● **Exercise instructions**
The records that follow are to be transcribed in full, without their images.

+++ Raw data

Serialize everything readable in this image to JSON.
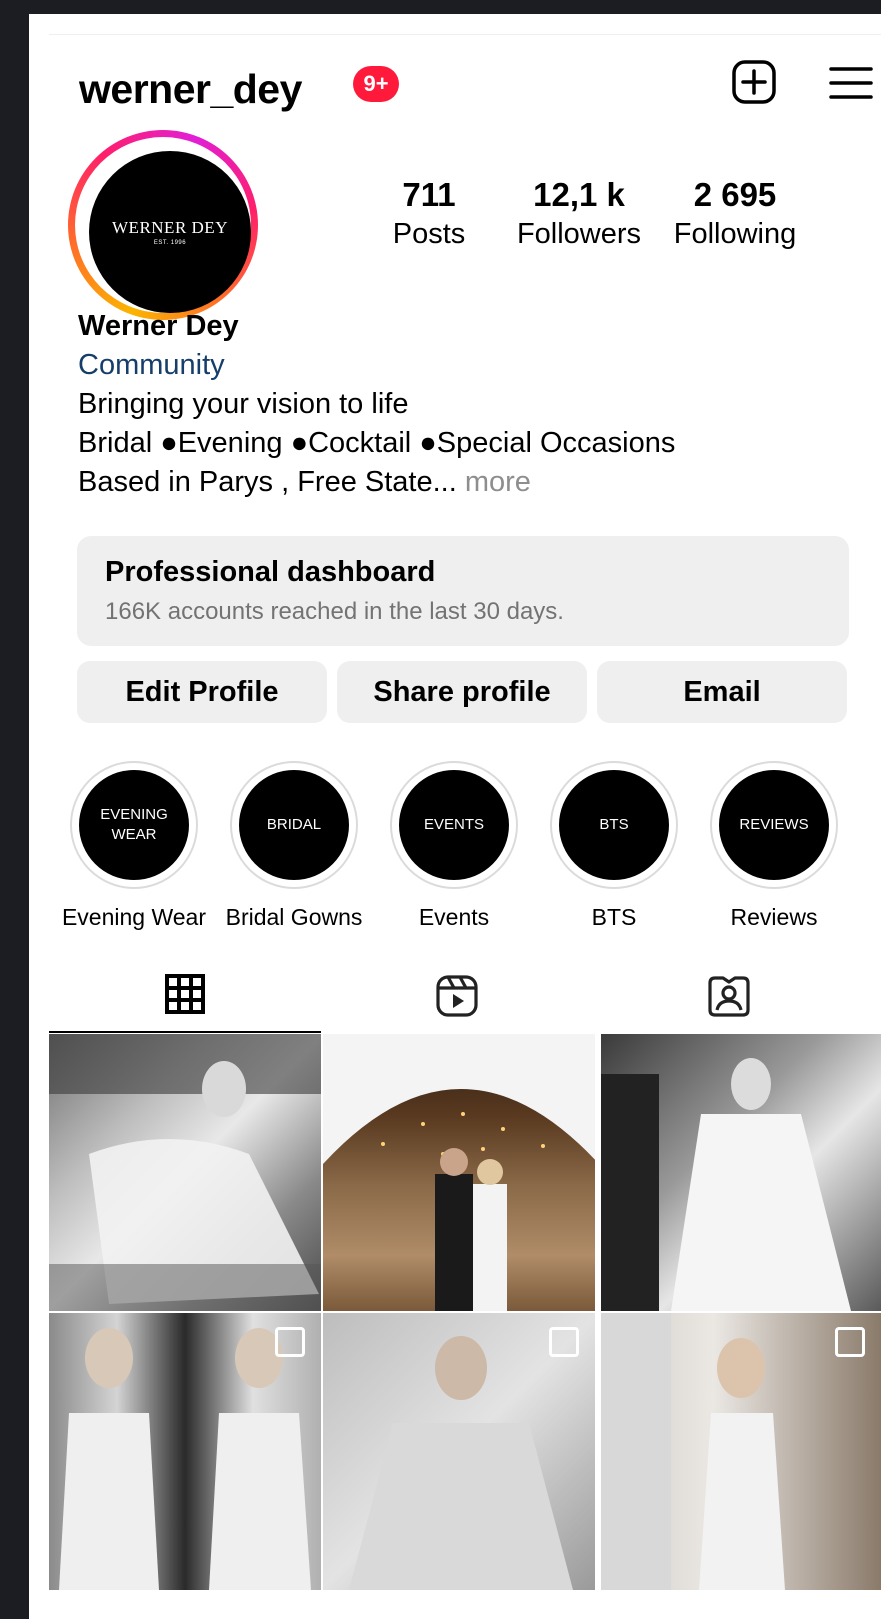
{
  "header": {
    "username": "werner_dey",
    "notification_badge": "9+"
  },
  "profile": {
    "avatar": {
      "brand": "WERNER DEY",
      "est": "EST. 1996"
    },
    "stats": [
      {
        "value": "711",
        "label": "Posts"
      },
      {
        "value": "12,1 k",
        "label": "Followers"
      },
      {
        "value": "2 695",
        "label": "Following"
      }
    ],
    "name": "Werner Dey",
    "category": "Community",
    "bio_line1": "Bringing your vision to life",
    "bio_line2": "Bridal ●Evening ●Cocktail ●Special Occasions",
    "bio_line3": "Based in Parys , Free State...",
    "more": " more"
  },
  "dashboard": {
    "title": "Professional dashboard",
    "subtitle": "166K accounts reached in the last 30 days."
  },
  "buttons": {
    "edit": "Edit Profile",
    "share": "Share profile",
    "email": "Email"
  },
  "highlights": [
    {
      "cover_text": "EVENING\nWEAR",
      "caption": "Evening Wear"
    },
    {
      "cover_text": "BRIDAL",
      "caption": "Bridal Gowns"
    },
    {
      "cover_text": "EVENTS",
      "caption": "Events"
    },
    {
      "cover_text": "BTS",
      "caption": "BTS"
    },
    {
      "cover_text": "REVIEWS",
      "caption": "Reviews"
    }
  ],
  "tabs": {
    "active": "grid",
    "icons": [
      "grid-icon",
      "reels-icon",
      "tagged-icon"
    ]
  },
  "colors": {
    "badge": "#ff1a3c",
    "category_link": "#163e6b",
    "button_bg": "#efefef"
  }
}
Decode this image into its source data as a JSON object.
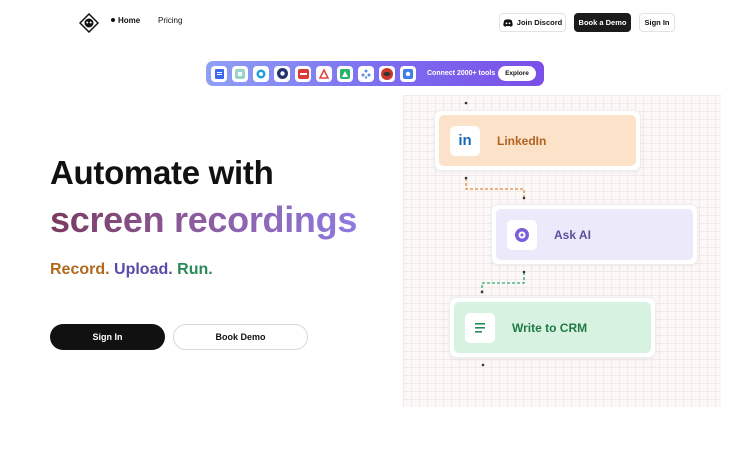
{
  "nav": {
    "home_label": "Home",
    "pricing_label": "Pricing",
    "discord_label": "Join Discord",
    "demo_label": "Book a Demo",
    "signin_label": "Sign In"
  },
  "toolbar": {
    "icons": [
      "google-docs-icon",
      "tool-2-icon",
      "tool-3-icon",
      "tool-4-icon",
      "tool-5-icon",
      "tool-6-icon",
      "tool-7-icon",
      "tool-8-icon",
      "tool-9-icon",
      "tool-10-icon"
    ],
    "text": "Connect 2000+ tools",
    "explore_label": "Explore"
  },
  "hero": {
    "line1": "Automate with",
    "line2": "screen recordings",
    "tag_record": "Record.",
    "tag_upload": "Upload.",
    "tag_run": "Run.",
    "signin_label": "Sign In",
    "demo_label": "Book Demo"
  },
  "flow": {
    "step1": "LinkedIn",
    "step1_icon_text": "in",
    "step2": "Ask AI",
    "step3": "Write to CRM"
  },
  "colors": {
    "accent_dark": "#111111",
    "tag_record": "#b06a1f",
    "tag_upload": "#5a4aa8",
    "tag_run": "#2a8a55"
  }
}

++++++

● **Task response**
Serialize everything readable in this image to JSON.
{
  "header": {
    "username": "werner_dey",
    "notification_badge": "9+"
  },
  "profile": {
    "avatar": {
      "brand": "WERNER DEY",
      "est": "EST. 1996"
    },
    "stats": [
      {
        "value": "711",
        "label": "Posts"
      },
      {
        "value": "12,1 k",
        "label": "Followers"
      },
      {
        "value": "2 695",
        "label": "Following"
      }
    ],
    "name": "Werner Dey",
    "category": "Community",
    "bio_line1": "Bringing your vision to life",
    "bio_line2": "Bridal ●Evening ●Cocktail ●Special Occasions",
    "bio_line3": "Based in Parys , Free State...",
    "more": " more"
  },
  "dashboard": {
    "title": "Professional dashboard",
    "subtitle": "166K accounts reached in the last 30 days."
  },
  "buttons": {
    "edit": "Edit Profile",
    "share": "Share profile",
    "email": "Email"
  },
  "highlights": [
    {
      "cover_text": "EVENING\nWEAR",
      "caption": "Evening Wear"
    },
    {
      "cover_text": "BRIDAL",
      "caption": "Bridal Gowns"
    },
    {
      "cover_text": "EVENTS",
      "caption": "Events"
    },
    {
      "cover_text": "BTS",
      "caption": "BTS"
    },
    {
      "cover_text": "REVIEWS",
      "caption": "Reviews"
    }
  ],
  "tabs": {
    "active": "grid",
    "icons": [
      "grid-icon",
      "reels-icon",
      "tagged-icon"
    ]
  },
  "colors": {
    "badge": "#ff1a3c",
    "category_link": "#163e6b",
    "button_bg": "#efefef"
  }
}
Decode this image into its source data as a JSON object.
{
  "nav": {
    "home_label": "Home",
    "pricing_label": "Pricing",
    "discord_label": "Join Discord",
    "demo_label": "Book a Demo",
    "signin_label": "Sign In"
  },
  "toolbar": {
    "icons": [
      "google-docs-icon",
      "tool-2-icon",
      "tool-3-icon",
      "tool-4-icon",
      "tool-5-icon",
      "tool-6-icon",
      "tool-7-icon",
      "tool-8-icon",
      "tool-9-icon",
      "tool-10-icon"
    ],
    "text": "Connect 2000+ tools",
    "explore_label": "Explore"
  },
  "hero": {
    "line1": "Automate with",
    "line2": "screen recordings",
    "tag_record": "Record.",
    "tag_upload": "Upload.",
    "tag_run": "Run.",
    "signin_label": "Sign In",
    "demo_label": "Book Demo"
  },
  "flow": {
    "step1": "LinkedIn",
    "step1_icon_text": "in",
    "step2": "Ask AI",
    "step3": "Write to CRM"
  },
  "colors": {
    "accent_dark": "#111111",
    "tag_record": "#b06a1f",
    "tag_upload": "#5a4aa8",
    "tag_run": "#2a8a55"
  }
}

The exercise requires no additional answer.